# What needs to be done:
Transcribe all of the records precisely as they are presented.

# Excerpt from a dataset:
------------------------------------------------
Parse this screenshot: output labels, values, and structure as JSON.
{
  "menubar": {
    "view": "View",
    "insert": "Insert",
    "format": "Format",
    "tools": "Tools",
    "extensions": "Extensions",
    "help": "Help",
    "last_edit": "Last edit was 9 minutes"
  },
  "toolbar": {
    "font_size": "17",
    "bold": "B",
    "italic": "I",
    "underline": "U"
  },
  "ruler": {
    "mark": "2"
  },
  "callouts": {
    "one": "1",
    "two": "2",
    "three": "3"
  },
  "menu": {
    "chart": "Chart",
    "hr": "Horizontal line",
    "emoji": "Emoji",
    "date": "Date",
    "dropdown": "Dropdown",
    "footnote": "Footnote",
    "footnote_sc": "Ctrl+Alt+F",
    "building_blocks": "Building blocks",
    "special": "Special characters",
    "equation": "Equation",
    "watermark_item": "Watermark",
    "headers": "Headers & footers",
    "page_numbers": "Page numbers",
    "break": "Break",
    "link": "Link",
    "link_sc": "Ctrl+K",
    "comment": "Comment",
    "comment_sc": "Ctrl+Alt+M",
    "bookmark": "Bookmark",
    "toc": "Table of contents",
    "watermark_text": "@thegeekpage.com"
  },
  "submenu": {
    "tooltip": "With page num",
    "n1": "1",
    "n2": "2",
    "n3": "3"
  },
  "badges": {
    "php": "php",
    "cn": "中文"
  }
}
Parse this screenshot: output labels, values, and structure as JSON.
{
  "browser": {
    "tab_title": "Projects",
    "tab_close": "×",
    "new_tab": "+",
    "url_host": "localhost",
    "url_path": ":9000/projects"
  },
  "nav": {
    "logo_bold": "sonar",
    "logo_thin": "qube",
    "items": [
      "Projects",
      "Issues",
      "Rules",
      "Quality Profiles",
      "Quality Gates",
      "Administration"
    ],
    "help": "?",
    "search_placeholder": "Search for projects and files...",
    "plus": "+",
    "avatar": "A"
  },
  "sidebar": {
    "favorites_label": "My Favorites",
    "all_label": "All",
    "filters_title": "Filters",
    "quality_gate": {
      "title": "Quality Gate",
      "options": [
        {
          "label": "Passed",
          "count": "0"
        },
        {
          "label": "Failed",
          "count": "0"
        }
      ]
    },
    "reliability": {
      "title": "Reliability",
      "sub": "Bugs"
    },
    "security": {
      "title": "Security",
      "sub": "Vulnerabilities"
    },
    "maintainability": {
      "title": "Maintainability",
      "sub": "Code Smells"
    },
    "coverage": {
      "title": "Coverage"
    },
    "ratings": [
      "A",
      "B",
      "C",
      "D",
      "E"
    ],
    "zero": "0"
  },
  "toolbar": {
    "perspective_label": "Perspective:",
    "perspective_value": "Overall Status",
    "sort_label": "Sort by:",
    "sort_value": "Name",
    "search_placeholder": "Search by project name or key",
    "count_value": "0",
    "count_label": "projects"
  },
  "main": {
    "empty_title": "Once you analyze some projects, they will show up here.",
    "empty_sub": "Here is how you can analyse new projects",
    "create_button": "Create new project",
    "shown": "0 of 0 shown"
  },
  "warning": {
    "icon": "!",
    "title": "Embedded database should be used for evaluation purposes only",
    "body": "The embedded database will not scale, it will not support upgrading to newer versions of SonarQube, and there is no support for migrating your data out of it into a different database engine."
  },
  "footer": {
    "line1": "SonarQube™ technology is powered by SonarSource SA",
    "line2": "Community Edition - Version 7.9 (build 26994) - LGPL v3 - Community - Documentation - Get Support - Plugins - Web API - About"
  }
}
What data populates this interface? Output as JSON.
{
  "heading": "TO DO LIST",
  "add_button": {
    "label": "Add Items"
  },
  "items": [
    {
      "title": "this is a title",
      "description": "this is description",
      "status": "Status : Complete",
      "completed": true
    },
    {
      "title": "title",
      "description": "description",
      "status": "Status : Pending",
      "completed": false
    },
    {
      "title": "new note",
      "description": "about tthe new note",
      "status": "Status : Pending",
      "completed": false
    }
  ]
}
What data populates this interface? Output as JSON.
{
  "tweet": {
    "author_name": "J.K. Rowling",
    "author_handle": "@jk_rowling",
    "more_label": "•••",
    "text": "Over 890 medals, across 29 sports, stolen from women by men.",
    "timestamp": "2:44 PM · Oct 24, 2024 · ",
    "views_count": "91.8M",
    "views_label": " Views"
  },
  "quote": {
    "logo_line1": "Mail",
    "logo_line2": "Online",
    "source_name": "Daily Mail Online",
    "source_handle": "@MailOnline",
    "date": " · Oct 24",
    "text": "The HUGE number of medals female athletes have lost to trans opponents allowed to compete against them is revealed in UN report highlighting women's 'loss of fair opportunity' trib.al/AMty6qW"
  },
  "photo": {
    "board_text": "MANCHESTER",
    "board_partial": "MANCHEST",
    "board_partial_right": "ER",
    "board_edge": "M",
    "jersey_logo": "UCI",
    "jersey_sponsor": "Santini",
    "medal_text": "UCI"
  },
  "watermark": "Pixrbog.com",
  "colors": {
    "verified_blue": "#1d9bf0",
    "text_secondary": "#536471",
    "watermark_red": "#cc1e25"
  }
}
------------------------------------------------
# Task solution:
Parse this screenshot: output labels, values, and structure as JSON.
{
  "menubar": {
    "view": "View",
    "insert": "Insert",
    "format": "Format",
    "tools": "Tools",
    "extensions": "Extensions",
    "help": "Help",
    "last_edit": "Last edit was 9 minutes"
  },
  "toolbar": {
    "font_size": "17",
    "bold": "B",
    "italic": "I",
    "underline": "U"
  },
  "ruler": {
    "mark": "2"
  },
  "callouts": {
    "one": "1",
    "two": "2",
    "three": "3"
  },
  "menu": {
    "chart": "Chart",
    "hr": "Horizontal line",
    "emoji": "Emoji",
    "date": "Date",
    "dropdown": "Dropdown",
    "footnote": "Footnote",
    "footnote_sc": "Ctrl+Alt+F",
    "building_blocks": "Building blocks",
    "special": "Special characters",
    "equation": "Equation",
    "watermark_item": "Watermark",
    "headers": "Headers & footers",
    "page_numbers": "Page numbers",
    "break": "Break",
    "link": "Link",
    "link_sc": "Ctrl+K",
    "comment": "Comment",
    "comment_sc": "Ctrl+Alt+M",
    "bookmark": "Bookmark",
    "toc": "Table of contents",
    "watermark_text": "@thegeekpage.com"
  },
  "submenu": {
    "tooltip": "With page num",
    "n1": "1",
    "n2": "2",
    "n3": "3"
  },
  "badges": {
    "php": "php",
    "cn": "中文"
  }
}
Parse this screenshot: output labels, values, and structure as JSON.
{
  "browser": {
    "tab_title": "Projects",
    "tab_close": "×",
    "new_tab": "+",
    "url_host": "localhost",
    "url_path": ":9000/projects"
  },
  "nav": {
    "logo_bold": "sonar",
    "logo_thin": "qube",
    "items": [
      "Projects",
      "Issues",
      "Rules",
      "Quality Profiles",
      "Quality Gates",
      "Administration"
    ],
    "help": "?",
    "search_placeholder": "Search for projects and files...",
    "plus": "+",
    "avatar": "A"
  },
  "sidebar": {
    "favorites_label": "My Favorites",
    "all_label": "All",
    "filters_title": "Filters",
    "quality_gate": {
      "title": "Quality Gate",
      "options": [
        {
          "label": "Passed",
          "count": "0"
        },
        {
          "label": "Failed",
          "count": "0"
        }
      ]
    },
    "reliability": {
      "title": "Reliability",
      "sub": "Bugs"
    },
    "security": {
      "title": "Security",
      "sub": "Vulnerabilities"
    },
    "maintainability": {
      "title": "Maintainability",
      "sub": "Code Smells"
    },
    "coverage": {
      "title": "Coverage"
    },
    "ratings": [
      "A",
      "B",
      "C",
      "D",
      "E"
    ],
    "zero": "0"
  },
  "toolbar": {
    "perspective_label": "Perspective:",
    "perspective_value": "Overall Status",
    "sort_label": "Sort by:",
    "sort_value": "Name",
    "search_placeholder": "Search by project name or key",
    "count_value": "0",
    "count_label": "projects"
  },
  "main": {
    "empty_title": "Once you analyze some projects, they will show up here.",
    "empty_sub": "Here is how you can analyse new projects",
    "create_button": "Create new project",
    "shown": "0 of 0 shown"
  },
  "warning": {
    "icon": "!",
    "title": "Embedded database should be used for evaluation purposes only",
    "body": "The embedded database will not scale, it will not support upgrading to newer versions of SonarQube, and there is no support for migrating your data out of it into a different database engine."
  },
  "footer": {
    "line1": "SonarQube™ technology is powered by SonarSource SA",
    "line2": "Community Edition - Version 7.9 (build 26994) - LGPL v3 - Community - Documentation - Get Support - Plugins - Web API - About"
  }
}
What data populates this interface? Output as JSON.
{
  "heading": "TO DO LIST",
  "add_button": {
    "label": "Add Items"
  },
  "items": [
    {
      "title": "this is a title",
      "description": "this is description",
      "status": "Status : Complete",
      "completed": true
    },
    {
      "title": "title",
      "description": "description",
      "status": "Status : Pending",
      "completed": false
    },
    {
      "title": "new note",
      "description": "about tthe new note",
      "status": "Status : Pending",
      "completed": false
    }
  ]
}
What data populates this interface? Output as JSON.
{
  "tweet": {
    "author_name": "J.K. Rowling",
    "author_handle": "@jk_rowling",
    "more_label": "•••",
    "text": "Over 890 medals, across 29 sports, stolen from women by men.",
    "timestamp": "2:44 PM · Oct 24, 2024 · ",
    "views_count": "91.8M",
    "views_label": " Views"
  },
  "quote": {
    "logo_line1": "Mail",
    "logo_line2": "Online",
    "source_name": "Daily Mail Online",
    "source_handle": "@MailOnline",
    "date": " · Oct 24",
    "text": "The HUGE number of medals female athletes have lost to trans opponents allowed to compete against them is revealed in UN report highlighting women's 'loss of fair opportunity' trib.al/AMty6qW"
  },
  "photo": {
    "board_text": "MANCHESTER",
    "board_partial": "MANCHEST",
    "board_partial_right": "ER",
    "board_edge": "M",
    "jersey_logo": "UCI",
    "jersey_sponsor": "Santini",
    "medal_text": "UCI"
  },
  "watermark": "Pixrbog.com",
  "colors": {
    "verified_blue": "#1d9bf0",
    "text_secondary": "#536471",
    "watermark_red": "#cc1e25"
  }
}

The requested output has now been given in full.